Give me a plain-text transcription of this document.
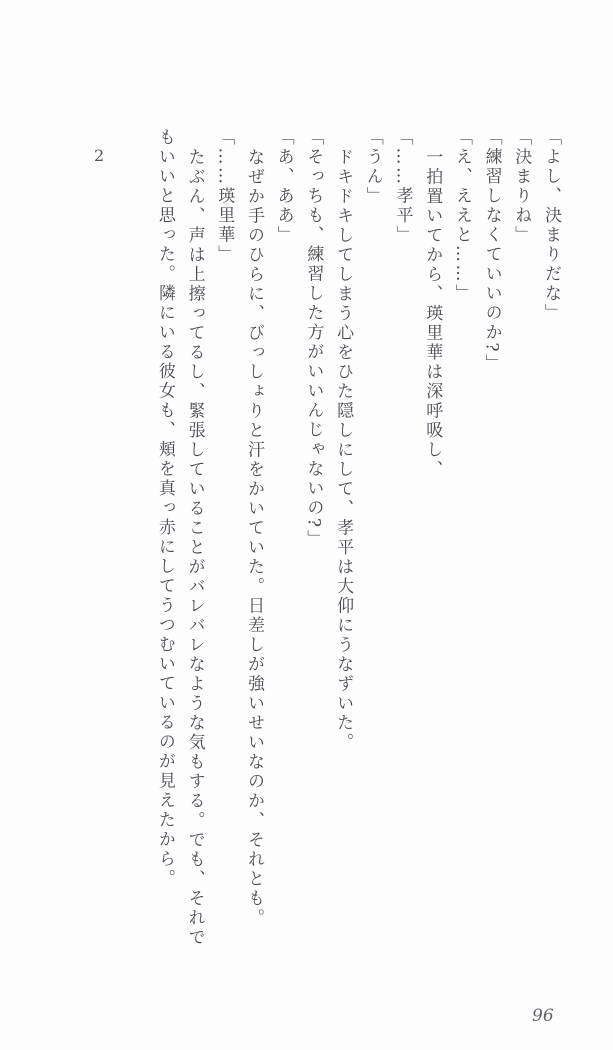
2	「よし、決まりだな」

「決まりね」

「練習しなくていいのか?」

「え、ええと……」

一拍置いてから、瑛里華は深呼吸し、

「……孝平」

「うん」

ドキドキしてしまう心をひた隠しにして、孝平は大仰にうなずいた。

「そっちも、練習した方がいいんじゃないの?」

「あ、ああ」

なぜか手のひらに、びっしょりと汗をかいていた。日差しが強いせいなのか、それとも。

「……瑛里華」

たぶん、声は上擦ってるし、緊張していることがバレバレなような気もする。でも、それで

もいいと思った。隣にいる彼女も、頬を真っ赤にしてうつむいているのが見えたから。

96
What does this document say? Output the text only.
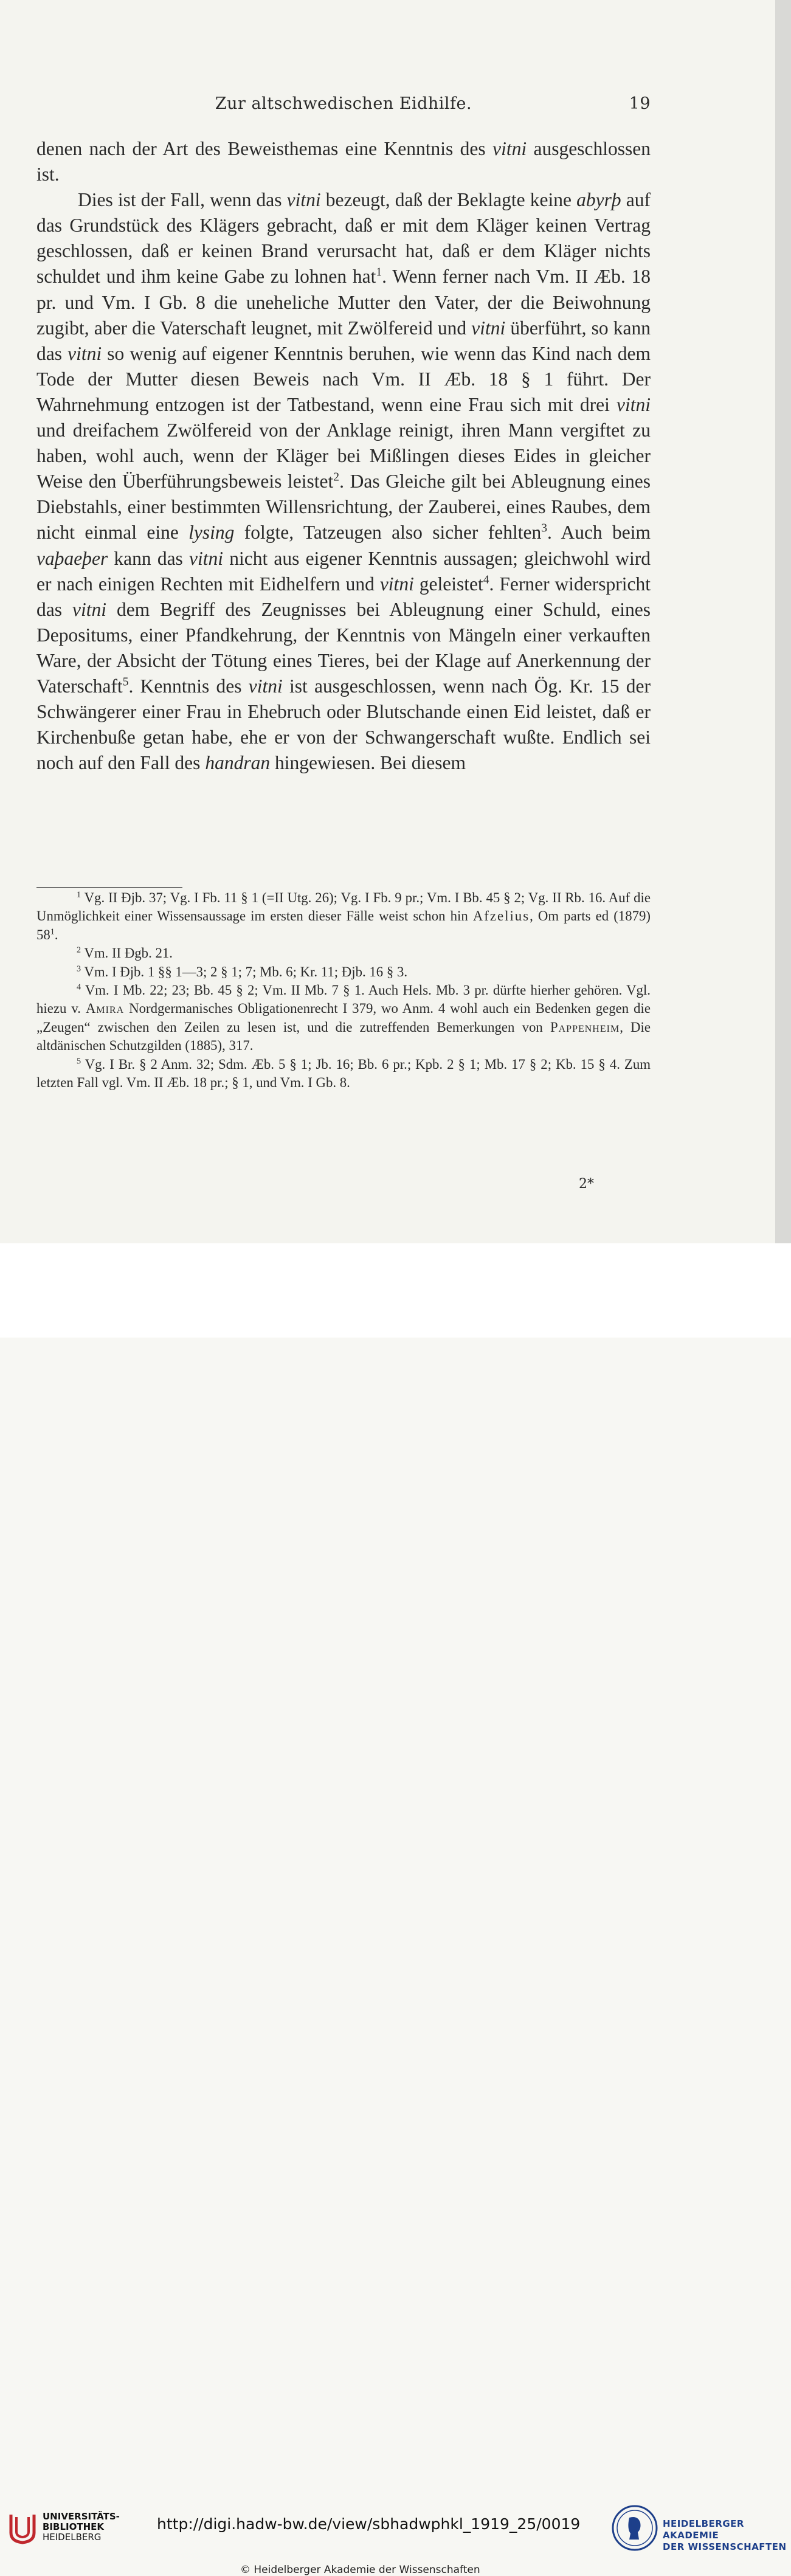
Zur altschwedischen Eidhilfe.	19

denen nach der Art des Beweisthemas eine Kenntnis des vitni ausgeschlossen ist.

Dies ist der Fall, wenn das vitni bezeugt, daß der Beklagte keine abyrþ auf das Grundstück des Klägers gebracht, daß er mit dem Kläger keinen Vertrag geschlossen, daß er keinen Brand verursacht hat, daß er dem Kläger nichts schuldet und ihm keine Gabe zu lohnen hat$^1$. Wenn ferner nach Vm. II Æb. 18 pr. und Vm. I Gb. 8 die uneheliche Mutter den Vater, der die Beiwohnung zugibt, aber die Vaterschaft leugnet, mit Zwölfereid und vitni überführt, so kann das vitni so wenig auf eigener Kenntnis beruhen, wie wenn das Kind nach dem Tode der Mutter diesen Beweis nach Vm. II Æb. 18 § 1 führt. Der Wahrnehmung entzogen ist der Tatbestand, wenn eine Frau sich mit drei vitni und dreifachem Zwölfereid von der Anklage reinigt, ihren Mann vergiftet zu haben, wohl auch, wenn der Kläger bei Mißlingen dieses Eides in gleicher Weise den Überführungsbeweis leistet$^2$. Das Gleiche gilt bei Ableugnung eines Diebstahls, einer bestimmten Willensrichtung, der Zauberei, eines Raubes, dem nicht einmal eine lysing folgte, Tatzeugen also sicher fehlten$^3$. Auch beim vaþaeþer kann das vitni nicht aus eigener Kenntnis aussagen; gleichwohl wird er nach einigen Rechten mit Eidhelfern und vitni geleistet$^4$. Ferner widerspricht das vitni dem Begriff des Zeugnisses bei Ableugnung einer Schuld, eines Depositums, einer Pfandkehrung, der Kenntnis von Mängeln einer verkauften Ware, der Absicht der Tötung eines Tieres, bei der Klage auf Anerkennung der Vaterschaft$^5$. Kenntnis des vitni ist ausgeschlossen, wenn nach Ög. Kr. 15 der Schwängerer einer Frau in Ehebruch oder Blutschande einen Eid leistet, daß er Kirchenbuße getan habe, ehe er von der Schwangerschaft wußte. Endlich sei noch auf den Fall des handran hingewiesen. Bei diesem

$^1$ Vg. II Ðjb. 37; Vg. I Fb. 11 § 1 (=II Utg. 26); Vg. I Fb. 9 pr.; Vm. I Bb. 45 § 2; Vg. II Rb. 16. Auf die Unmöglichkeit einer Wissensaussage im ersten dieser Fälle weist schon hin Afzelius, Om parts ed (1879) $58^1$.

$^2$ Vm. II Ðgb. 21.

$^3$ Vm. I Ðjb. 1 §§ 1—3; 2 § 1; 7; Mb. 6; Kr. 11; Ðjb. 16 § 3.

$^4$ Vm. I Mb. 22; 23; Bb. 45 § 2; Vm. II Mb. 7 § 1. Auch Hels. Mb. 3 pr. dürfte hierher gehören. Vgl. hiezu v. Amira Nordgermanisches Obligationenrecht I 379, wo Anm. 4 wohl auch ein Bedenken gegen die „Zeugen“ zwischen den Zeilen zu lesen ist, und die zutreffenden Bemerkungen von Pappenheim, Die altdänischen Schutzgilden (1885), 317.

$^5$ Vg. I Br. § 2 Anm. 32; Sdm. Æb. 5 § 1; Jb. 16; Bb. 6 pr.; Kpb. 2 § 1; Mb. 17 § 2; Kb. 15 § 4. Zum letzten Fall vgl. Vm. II Æb. 18 pr.; § 1, und Vm. I Gb. 8.

2*
UNIVERSITÄTS-
BIBLIOTHEK
HEIDELBERG
http://digi.hadw-bw.de/view/sbhadwphkl_1919_25/0019
© Heidelberger Akademie der Wissenschaften
HEIDELBERGER AKADEMIE
DER WISSENSCHAFTEN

* [Aim]: Collect the complete line wherever the string "vitni" appears in the records.

* [The output]:
denen nach der Art des Beweisthemas eine Kenntnis des vitni ausgeschlossen ist.
Dies ist der Fall, wenn das vitni bezeugt, daß der Beklagte keine abyrþ auf das Grundstück des Klägers gebracht, daß er mit dem Kläger keinen Vertrag geschlossen, daß er keinen Brand verursacht hat, daß er dem Kläger nichts schuldet und ihm keine Gabe zu lohnen hat$^1$. Wenn ferner nach Vm. II Æb. 18 pr. und Vm. I Gb. 8 die uneheliche Mutter den Vater, der die Beiwohnung zugibt, aber die Vaterschaft leugnet, mit Zwölfereid und vitni überführt, so kann das vitni so wenig auf eigener Kenntnis beruhen, wie wenn das Kind nach dem Tode der Mutter diesen Beweis nach Vm. II Æb. 18 § 1 führt. Der Wahrnehmung entzogen ist der Tatbestand, wenn eine Frau sich mit drei vitni und dreifachem Zwölfereid von der Anklage reinigt, ihren Mann vergiftet zu haben, wohl auch, wenn der Kläger bei Mißlingen dieses Eides in gleicher Weise den Überführungsbeweis leistet$^2$. Das Gleiche gilt bei Ableugnung eines Diebstahls, einer bestimmten Willensrichtung, der Zauberei, eines Raubes, dem nicht einmal eine lysing folgte, Tatzeugen also sicher fehlten$^3$. Auch beim vaþaeþer kann das vitni nicht aus eigener Kenntnis aussagen; gleichwohl wird er nach einigen Rechten mit Eidhelfern und vitni geleistet$^4$. Ferner widerspricht das vitni dem Begriff des Zeugnisses bei Ableugnung einer Schuld, eines Depositums, einer Pfandkehrung, der Kenntnis von Mängeln einer verkauften Ware, der Absicht der Tötung eines Tieres, bei der Klage auf Anerkennung der Vaterschaft$^5$. Kenntnis des vitni ist ausgeschlossen, wenn nach Ög. Kr. 15 der Schwängerer einer Frau in Ehebruch oder Blutschande einen Eid leistet, daß er Kirchenbuße getan habe, ehe er von der Schwangerschaft wußte. Endlich sei noch auf den Fall des handran hingewiesen. Bei diesem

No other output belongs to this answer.